### [Material provided]
* * * * * * *
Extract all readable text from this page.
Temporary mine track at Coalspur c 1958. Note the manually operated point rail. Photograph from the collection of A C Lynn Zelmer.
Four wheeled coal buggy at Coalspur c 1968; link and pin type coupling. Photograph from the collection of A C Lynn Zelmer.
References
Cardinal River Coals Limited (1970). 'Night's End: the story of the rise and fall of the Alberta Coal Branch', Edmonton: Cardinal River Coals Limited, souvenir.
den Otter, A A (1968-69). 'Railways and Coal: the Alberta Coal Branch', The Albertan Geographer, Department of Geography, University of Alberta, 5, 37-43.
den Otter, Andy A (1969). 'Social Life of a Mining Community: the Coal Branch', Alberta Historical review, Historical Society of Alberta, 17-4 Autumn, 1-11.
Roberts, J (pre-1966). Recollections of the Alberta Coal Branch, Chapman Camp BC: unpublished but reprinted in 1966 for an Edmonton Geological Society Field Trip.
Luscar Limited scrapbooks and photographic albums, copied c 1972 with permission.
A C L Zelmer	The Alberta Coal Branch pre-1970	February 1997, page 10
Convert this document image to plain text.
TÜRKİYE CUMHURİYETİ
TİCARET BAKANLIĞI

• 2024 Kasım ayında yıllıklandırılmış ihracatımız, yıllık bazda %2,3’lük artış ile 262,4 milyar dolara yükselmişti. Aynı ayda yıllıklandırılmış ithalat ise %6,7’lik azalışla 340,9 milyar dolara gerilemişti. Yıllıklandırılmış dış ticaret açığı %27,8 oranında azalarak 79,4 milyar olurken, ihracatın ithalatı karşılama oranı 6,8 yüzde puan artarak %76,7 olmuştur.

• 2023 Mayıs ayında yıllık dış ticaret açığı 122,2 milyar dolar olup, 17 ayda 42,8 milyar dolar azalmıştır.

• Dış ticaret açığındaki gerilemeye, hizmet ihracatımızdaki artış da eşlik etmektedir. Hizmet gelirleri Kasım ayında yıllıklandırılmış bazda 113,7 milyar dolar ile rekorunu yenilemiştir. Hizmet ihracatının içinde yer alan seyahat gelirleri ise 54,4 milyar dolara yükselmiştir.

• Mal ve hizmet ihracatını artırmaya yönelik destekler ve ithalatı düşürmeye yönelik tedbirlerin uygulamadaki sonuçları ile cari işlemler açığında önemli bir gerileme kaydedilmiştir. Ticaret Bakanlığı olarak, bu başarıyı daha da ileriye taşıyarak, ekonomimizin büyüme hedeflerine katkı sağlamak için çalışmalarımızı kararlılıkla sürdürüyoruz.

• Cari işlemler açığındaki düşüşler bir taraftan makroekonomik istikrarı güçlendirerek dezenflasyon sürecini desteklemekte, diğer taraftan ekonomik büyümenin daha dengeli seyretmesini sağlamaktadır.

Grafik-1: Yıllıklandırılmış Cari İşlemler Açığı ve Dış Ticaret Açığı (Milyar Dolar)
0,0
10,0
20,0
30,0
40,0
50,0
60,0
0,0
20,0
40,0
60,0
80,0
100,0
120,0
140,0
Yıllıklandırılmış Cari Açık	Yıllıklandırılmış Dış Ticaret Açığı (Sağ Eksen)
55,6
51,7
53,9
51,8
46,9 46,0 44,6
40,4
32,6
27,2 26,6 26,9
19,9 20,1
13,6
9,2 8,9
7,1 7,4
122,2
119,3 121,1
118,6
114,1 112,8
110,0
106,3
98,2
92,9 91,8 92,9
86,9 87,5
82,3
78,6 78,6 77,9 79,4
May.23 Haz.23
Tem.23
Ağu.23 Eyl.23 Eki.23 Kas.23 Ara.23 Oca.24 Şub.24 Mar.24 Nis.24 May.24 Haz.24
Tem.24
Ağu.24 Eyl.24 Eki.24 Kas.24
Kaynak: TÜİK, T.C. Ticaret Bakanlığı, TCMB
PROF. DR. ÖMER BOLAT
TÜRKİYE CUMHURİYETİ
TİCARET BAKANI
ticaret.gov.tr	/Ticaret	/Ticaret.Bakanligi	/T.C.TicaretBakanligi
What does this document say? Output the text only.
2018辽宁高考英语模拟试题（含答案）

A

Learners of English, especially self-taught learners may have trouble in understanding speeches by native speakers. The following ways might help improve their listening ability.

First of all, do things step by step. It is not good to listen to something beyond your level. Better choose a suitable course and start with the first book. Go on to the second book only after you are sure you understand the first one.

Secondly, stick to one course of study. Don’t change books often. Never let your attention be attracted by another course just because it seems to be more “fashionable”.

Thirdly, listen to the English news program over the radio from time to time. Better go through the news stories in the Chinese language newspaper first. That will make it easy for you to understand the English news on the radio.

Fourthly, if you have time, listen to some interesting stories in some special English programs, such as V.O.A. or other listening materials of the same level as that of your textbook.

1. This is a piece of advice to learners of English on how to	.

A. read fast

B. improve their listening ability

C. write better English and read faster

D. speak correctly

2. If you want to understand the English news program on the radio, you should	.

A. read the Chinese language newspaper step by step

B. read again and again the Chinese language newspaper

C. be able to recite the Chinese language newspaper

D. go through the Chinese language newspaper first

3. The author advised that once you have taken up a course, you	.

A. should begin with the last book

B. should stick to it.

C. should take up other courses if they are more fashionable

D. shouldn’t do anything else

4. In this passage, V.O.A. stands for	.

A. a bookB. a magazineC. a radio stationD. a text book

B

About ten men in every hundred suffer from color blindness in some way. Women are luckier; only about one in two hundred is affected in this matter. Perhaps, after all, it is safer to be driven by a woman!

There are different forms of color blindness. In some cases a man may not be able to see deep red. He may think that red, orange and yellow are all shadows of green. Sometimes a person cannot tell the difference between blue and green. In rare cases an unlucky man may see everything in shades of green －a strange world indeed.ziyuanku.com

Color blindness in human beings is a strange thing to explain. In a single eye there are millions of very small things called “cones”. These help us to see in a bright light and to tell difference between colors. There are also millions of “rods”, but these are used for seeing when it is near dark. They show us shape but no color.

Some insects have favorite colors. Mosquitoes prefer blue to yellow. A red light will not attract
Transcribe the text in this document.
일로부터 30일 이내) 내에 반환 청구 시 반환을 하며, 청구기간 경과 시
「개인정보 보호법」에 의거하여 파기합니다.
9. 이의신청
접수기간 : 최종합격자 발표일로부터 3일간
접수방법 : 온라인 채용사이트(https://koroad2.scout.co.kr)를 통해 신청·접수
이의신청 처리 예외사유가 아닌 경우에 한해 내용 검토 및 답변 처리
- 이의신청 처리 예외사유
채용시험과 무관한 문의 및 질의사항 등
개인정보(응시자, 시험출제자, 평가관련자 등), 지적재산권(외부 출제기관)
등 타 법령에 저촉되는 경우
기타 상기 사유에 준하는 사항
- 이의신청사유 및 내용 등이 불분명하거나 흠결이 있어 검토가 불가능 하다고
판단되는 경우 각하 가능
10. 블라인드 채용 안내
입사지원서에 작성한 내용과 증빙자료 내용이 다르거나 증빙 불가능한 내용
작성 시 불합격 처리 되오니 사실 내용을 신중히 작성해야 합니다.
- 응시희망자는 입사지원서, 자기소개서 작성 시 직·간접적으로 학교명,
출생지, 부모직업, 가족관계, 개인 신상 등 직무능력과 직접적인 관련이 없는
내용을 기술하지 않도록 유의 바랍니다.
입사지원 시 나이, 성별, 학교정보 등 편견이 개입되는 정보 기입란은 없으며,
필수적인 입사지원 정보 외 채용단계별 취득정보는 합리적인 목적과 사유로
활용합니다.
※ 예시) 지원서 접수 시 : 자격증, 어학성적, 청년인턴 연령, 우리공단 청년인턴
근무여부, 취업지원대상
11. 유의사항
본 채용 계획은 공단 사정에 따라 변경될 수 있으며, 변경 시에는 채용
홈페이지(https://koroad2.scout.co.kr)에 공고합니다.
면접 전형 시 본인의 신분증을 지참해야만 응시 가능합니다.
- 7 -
* * * * * * *
Determine how many lines of the listing above hold the word "through". Report that number without anything else.

### [Solution below]
2